> DATA ROWS:

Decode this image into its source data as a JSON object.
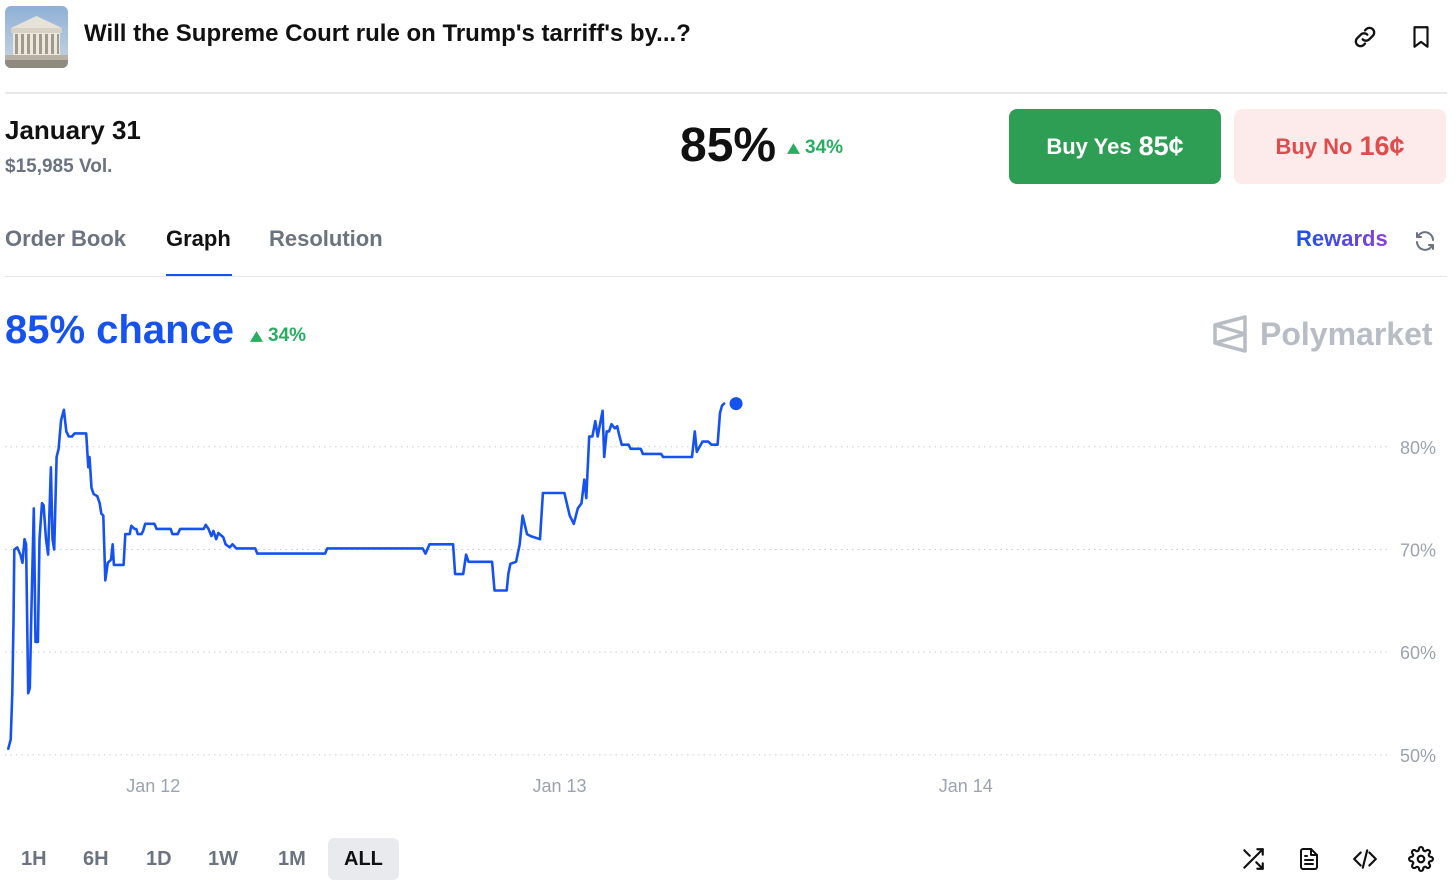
{
  "header": {
    "title": "Will the Supreme Court rule on Trump's tarriff's by...?",
    "thumbnail_icon": "supreme-court-building-image",
    "actions": [
      "link-icon",
      "bookmark-icon"
    ]
  },
  "market": {
    "name": "January 31",
    "volume": "$15,985 Vol.",
    "probability": "85%",
    "delta": "34%",
    "buy_yes_label": "Buy Yes",
    "buy_yes_price": "85¢",
    "buy_no_label": "Buy No",
    "buy_no_price": "16¢"
  },
  "tabs": [
    {
      "label": "Order Book",
      "active": false
    },
    {
      "label": "Graph",
      "active": true
    },
    {
      "label": "Resolution",
      "active": false
    }
  ],
  "rewards_label": "Rewards",
  "chart_header": {
    "chance": "85% chance",
    "delta": "34%",
    "brand": "Polymarket"
  },
  "ranges": [
    {
      "label": "1H",
      "active": false
    },
    {
      "label": "6H",
      "active": false
    },
    {
      "label": "1D",
      "active": false
    },
    {
      "label": "1W",
      "active": false
    },
    {
      "label": "1M",
      "active": false
    },
    {
      "label": "ALL",
      "active": true
    }
  ],
  "tools": [
    "shuffle-icon",
    "document-icon",
    "code-icon",
    "settings-icon"
  ],
  "colors": {
    "accent": "#1652f0",
    "positive": "#27ae60",
    "yes": "#2f9e55",
    "no_bg": "#fdebeb",
    "no_text": "#e04b4b"
  },
  "chart_data": {
    "type": "line",
    "x_unit": "days since Jan 11 00:00",
    "x_ticks": [
      {
        "x": 1,
        "label": "Jan 12"
      },
      {
        "x": 2,
        "label": "Jan 13"
      },
      {
        "x": 3,
        "label": "Jan 14"
      }
    ],
    "y_ticks": [
      50,
      60,
      70,
      80
    ],
    "y_tick_labels": [
      "50%",
      "60%",
      "70%",
      "80%"
    ],
    "ylim": [
      49.5,
      86.5
    ],
    "xlim": [
      0.635,
      3.995
    ],
    "grid": true,
    "series": [
      {
        "name": "",
        "points": [
          [
            0.643,
            50.6
          ],
          [
            0.649,
            51.5
          ],
          [
            0.653,
            56
          ],
          [
            0.656,
            63
          ],
          [
            0.658,
            70
          ],
          [
            0.665,
            70.2
          ],
          [
            0.673,
            69.5
          ],
          [
            0.678,
            68.7
          ],
          [
            0.683,
            71
          ],
          [
            0.687,
            70.5
          ],
          [
            0.692,
            56
          ],
          [
            0.696,
            56.5
          ],
          [
            0.7,
            64
          ],
          [
            0.706,
            74
          ],
          [
            0.71,
            61
          ],
          [
            0.716,
            61
          ],
          [
            0.72,
            71
          ],
          [
            0.726,
            74.5
          ],
          [
            0.73,
            74.3
          ],
          [
            0.736,
            71
          ],
          [
            0.741,
            69.5
          ],
          [
            0.748,
            78
          ],
          [
            0.752,
            71
          ],
          [
            0.756,
            70
          ],
          [
            0.762,
            79
          ],
          [
            0.767,
            79.8
          ],
          [
            0.773,
            82.6
          ],
          [
            0.78,
            83.6
          ],
          [
            0.786,
            81.5
          ],
          [
            0.792,
            81
          ],
          [
            0.8,
            81
          ],
          [
            0.806,
            81.3
          ],
          [
            0.812,
            81.3
          ],
          [
            0.835,
            81.3
          ],
          [
            0.84,
            78
          ],
          [
            0.843,
            79
          ],
          [
            0.848,
            76
          ],
          [
            0.853,
            75.4
          ],
          [
            0.862,
            75.2
          ],
          [
            0.868,
            74.5
          ],
          [
            0.872,
            73.5
          ],
          [
            0.877,
            73.3
          ],
          [
            0.882,
            67
          ],
          [
            0.888,
            68.7
          ],
          [
            0.896,
            69
          ],
          [
            0.9,
            70.5
          ],
          [
            0.903,
            68.5
          ],
          [
            0.92,
            68.5
          ],
          [
            0.927,
            68.5
          ],
          [
            0.931,
            71.5
          ],
          [
            0.942,
            71.5
          ],
          [
            0.946,
            72.3
          ],
          [
            0.954,
            72
          ],
          [
            0.958,
            72
          ],
          [
            0.962,
            71.5
          ],
          [
            0.971,
            71.5
          ],
          [
            0.975,
            71.8
          ],
          [
            0.98,
            72.5
          ],
          [
            1.003,
            72.5
          ],
          [
            1.008,
            72
          ],
          [
            1.043,
            72
          ],
          [
            1.047,
            71.5
          ],
          [
            1.06,
            71.5
          ],
          [
            1.066,
            72
          ],
          [
            1.124,
            72
          ],
          [
            1.129,
            72.4
          ],
          [
            1.136,
            72
          ],
          [
            1.143,
            71.3
          ],
          [
            1.148,
            71.8
          ],
          [
            1.155,
            71
          ],
          [
            1.16,
            71.6
          ],
          [
            1.172,
            71.2
          ],
          [
            1.178,
            70.5
          ],
          [
            1.188,
            70.2
          ],
          [
            1.195,
            70.5
          ],
          [
            1.204,
            70.1
          ],
          [
            1.251,
            70.1
          ],
          [
            1.256,
            69.6
          ],
          [
            1.423,
            69.6
          ],
          [
            1.428,
            70.1
          ],
          [
            1.663,
            70.1
          ],
          [
            1.67,
            69.6
          ],
          [
            1.68,
            70.5
          ],
          [
            1.738,
            70.5
          ],
          [
            1.743,
            67.6
          ],
          [
            1.763,
            67.6
          ],
          [
            1.77,
            69.5
          ],
          [
            1.776,
            68.8
          ],
          [
            1.834,
            68.8
          ],
          [
            1.84,
            66
          ],
          [
            1.87,
            66
          ],
          [
            1.874,
            67.6
          ],
          [
            1.879,
            68.6
          ],
          [
            1.893,
            68.8
          ],
          [
            1.902,
            70.5
          ],
          [
            1.909,
            73.3
          ],
          [
            1.92,
            71.5
          ],
          [
            1.929,
            71.3
          ],
          [
            1.952,
            71
          ],
          [
            1.959,
            75.5
          ],
          [
            2.012,
            75.5
          ],
          [
            2.025,
            73.3
          ],
          [
            2.035,
            72.5
          ],
          [
            2.045,
            74
          ],
          [
            2.054,
            74.5
          ],
          [
            2.061,
            76.8
          ],
          [
            2.066,
            75
          ],
          [
            2.073,
            81
          ],
          [
            2.081,
            81
          ],
          [
            2.088,
            82.5
          ],
          [
            2.094,
            81
          ],
          [
            2.1,
            82.3
          ],
          [
            2.106,
            83.5
          ],
          [
            2.11,
            79
          ],
          [
            2.116,
            81.5
          ],
          [
            2.122,
            81.5
          ],
          [
            2.128,
            82.2
          ],
          [
            2.136,
            81.8
          ],
          [
            2.142,
            82
          ],
          [
            2.146,
            81.3
          ],
          [
            2.153,
            80.2
          ],
          [
            2.17,
            80.2
          ],
          [
            2.175,
            79.8
          ],
          [
            2.2,
            79.8
          ],
          [
            2.205,
            79.3
          ],
          [
            2.25,
            79.3
          ],
          [
            2.255,
            79
          ],
          [
            2.326,
            79
          ],
          [
            2.333,
            81.5
          ],
          [
            2.338,
            79.5
          ],
          [
            2.352,
            80.5
          ],
          [
            2.366,
            80.5
          ],
          [
            2.374,
            80.2
          ],
          [
            2.389,
            80.2
          ],
          [
            2.395,
            83.3
          ],
          [
            2.4,
            84
          ],
          [
            2.405,
            84.2
          ]
        ]
      }
    ]
  }
}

> REQUIRED WORK: Every entry above should be duplicated exactly. Do not include the images.

> TASK SOLUTION:
Decode this image into its source data as a JSON object.
{
  "header": {
    "title": "Will the Supreme Court rule on Trump's tarriff's by...?",
    "thumbnail_icon": "supreme-court-building-image",
    "actions": [
      "link-icon",
      "bookmark-icon"
    ]
  },
  "market": {
    "name": "January 31",
    "volume": "$15,985 Vol.",
    "probability": "85%",
    "delta": "34%",
    "buy_yes_label": "Buy Yes",
    "buy_yes_price": "85¢",
    "buy_no_label": "Buy No",
    "buy_no_price": "16¢"
  },
  "tabs": [
    {
      "label": "Order Book",
      "active": false
    },
    {
      "label": "Graph",
      "active": true
    },
    {
      "label": "Resolution",
      "active": false
    }
  ],
  "rewards_label": "Rewards",
  "chart_header": {
    "chance": "85% chance",
    "delta": "34%",
    "brand": "Polymarket"
  },
  "ranges": [
    {
      "label": "1H",
      "active": false
    },
    {
      "label": "6H",
      "active": false
    },
    {
      "label": "1D",
      "active": false
    },
    {
      "label": "1W",
      "active": false
    },
    {
      "label": "1M",
      "active": false
    },
    {
      "label": "ALL",
      "active": true
    }
  ],
  "tools": [
    "shuffle-icon",
    "document-icon",
    "code-icon",
    "settings-icon"
  ],
  "colors": {
    "accent": "#1652f0",
    "positive": "#27ae60",
    "yes": "#2f9e55",
    "no_bg": "#fdebeb",
    "no_text": "#e04b4b"
  },
  "chart_data": {
    "type": "line",
    "x_unit": "days since Jan 11 00:00",
    "x_ticks": [
      {
        "x": 1,
        "label": "Jan 12"
      },
      {
        "x": 2,
        "label": "Jan 13"
      },
      {
        "x": 3,
        "label": "Jan 14"
      }
    ],
    "y_ticks": [
      50,
      60,
      70,
      80
    ],
    "y_tick_labels": [
      "50%",
      "60%",
      "70%",
      "80%"
    ],
    "ylim": [
      49.5,
      86.5
    ],
    "xlim": [
      0.635,
      3.995
    ],
    "grid": true,
    "series": [
      {
        "name": "",
        "points": [
          [
            0.643,
            50.6
          ],
          [
            0.649,
            51.5
          ],
          [
            0.653,
            56
          ],
          [
            0.656,
            63
          ],
          [
            0.658,
            70
          ],
          [
            0.665,
            70.2
          ],
          [
            0.673,
            69.5
          ],
          [
            0.678,
            68.7
          ],
          [
            0.683,
            71
          ],
          [
            0.687,
            70.5
          ],
          [
            0.692,
            56
          ],
          [
            0.696,
            56.5
          ],
          [
            0.7,
            64
          ],
          [
            0.706,
            74
          ],
          [
            0.71,
            61
          ],
          [
            0.716,
            61
          ],
          [
            0.72,
            71
          ],
          [
            0.726,
            74.5
          ],
          [
            0.73,
            74.3
          ],
          [
            0.736,
            71
          ],
          [
            0.741,
            69.5
          ],
          [
            0.748,
            78
          ],
          [
            0.752,
            71
          ],
          [
            0.756,
            70
          ],
          [
            0.762,
            79
          ],
          [
            0.767,
            79.8
          ],
          [
            0.773,
            82.6
          ],
          [
            0.78,
            83.6
          ],
          [
            0.786,
            81.5
          ],
          [
            0.792,
            81
          ],
          [
            0.8,
            81
          ],
          [
            0.806,
            81.3
          ],
          [
            0.812,
            81.3
          ],
          [
            0.835,
            81.3
          ],
          [
            0.84,
            78
          ],
          [
            0.843,
            79
          ],
          [
            0.848,
            76
          ],
          [
            0.853,
            75.4
          ],
          [
            0.862,
            75.2
          ],
          [
            0.868,
            74.5
          ],
          [
            0.872,
            73.5
          ],
          [
            0.877,
            73.3
          ],
          [
            0.882,
            67
          ],
          [
            0.888,
            68.7
          ],
          [
            0.896,
            69
          ],
          [
            0.9,
            70.5
          ],
          [
            0.903,
            68.5
          ],
          [
            0.92,
            68.5
          ],
          [
            0.927,
            68.5
          ],
          [
            0.931,
            71.5
          ],
          [
            0.942,
            71.5
          ],
          [
            0.946,
            72.3
          ],
          [
            0.954,
            72
          ],
          [
            0.958,
            72
          ],
          [
            0.962,
            71.5
          ],
          [
            0.971,
            71.5
          ],
          [
            0.975,
            71.8
          ],
          [
            0.98,
            72.5
          ],
          [
            1.003,
            72.5
          ],
          [
            1.008,
            72
          ],
          [
            1.043,
            72
          ],
          [
            1.047,
            71.5
          ],
          [
            1.06,
            71.5
          ],
          [
            1.066,
            72
          ],
          [
            1.124,
            72
          ],
          [
            1.129,
            72.4
          ],
          [
            1.136,
            72
          ],
          [
            1.143,
            71.3
          ],
          [
            1.148,
            71.8
          ],
          [
            1.155,
            71
          ],
          [
            1.16,
            71.6
          ],
          [
            1.172,
            71.2
          ],
          [
            1.178,
            70.5
          ],
          [
            1.188,
            70.2
          ],
          [
            1.195,
            70.5
          ],
          [
            1.204,
            70.1
          ],
          [
            1.251,
            70.1
          ],
          [
            1.256,
            69.6
          ],
          [
            1.423,
            69.6
          ],
          [
            1.428,
            70.1
          ],
          [
            1.663,
            70.1
          ],
          [
            1.67,
            69.6
          ],
          [
            1.68,
            70.5
          ],
          [
            1.738,
            70.5
          ],
          [
            1.743,
            67.6
          ],
          [
            1.763,
            67.6
          ],
          [
            1.77,
            69.5
          ],
          [
            1.776,
            68.8
          ],
          [
            1.834,
            68.8
          ],
          [
            1.84,
            66
          ],
          [
            1.87,
            66
          ],
          [
            1.874,
            67.6
          ],
          [
            1.879,
            68.6
          ],
          [
            1.893,
            68.8
          ],
          [
            1.902,
            70.5
          ],
          [
            1.909,
            73.3
          ],
          [
            1.92,
            71.5
          ],
          [
            1.929,
            71.3
          ],
          [
            1.952,
            71
          ],
          [
            1.959,
            75.5
          ],
          [
            2.012,
            75.5
          ],
          [
            2.025,
            73.3
          ],
          [
            2.035,
            72.5
          ],
          [
            2.045,
            74
          ],
          [
            2.054,
            74.5
          ],
          [
            2.061,
            76.8
          ],
          [
            2.066,
            75
          ],
          [
            2.073,
            81
          ],
          [
            2.081,
            81
          ],
          [
            2.088,
            82.5
          ],
          [
            2.094,
            81
          ],
          [
            2.1,
            82.3
          ],
          [
            2.106,
            83.5
          ],
          [
            2.11,
            79
          ],
          [
            2.116,
            81.5
          ],
          [
            2.122,
            81.5
          ],
          [
            2.128,
            82.2
          ],
          [
            2.136,
            81.8
          ],
          [
            2.142,
            82
          ],
          [
            2.146,
            81.3
          ],
          [
            2.153,
            80.2
          ],
          [
            2.17,
            80.2
          ],
          [
            2.175,
            79.8
          ],
          [
            2.2,
            79.8
          ],
          [
            2.205,
            79.3
          ],
          [
            2.25,
            79.3
          ],
          [
            2.255,
            79
          ],
          [
            2.326,
            79
          ],
          [
            2.333,
            81.5
          ],
          [
            2.338,
            79.5
          ],
          [
            2.352,
            80.5
          ],
          [
            2.366,
            80.5
          ],
          [
            2.374,
            80.2
          ],
          [
            2.389,
            80.2
          ],
          [
            2.395,
            83.3
          ],
          [
            2.4,
            84
          ],
          [
            2.405,
            84.2
          ]
        ]
      }
    ]
  }
}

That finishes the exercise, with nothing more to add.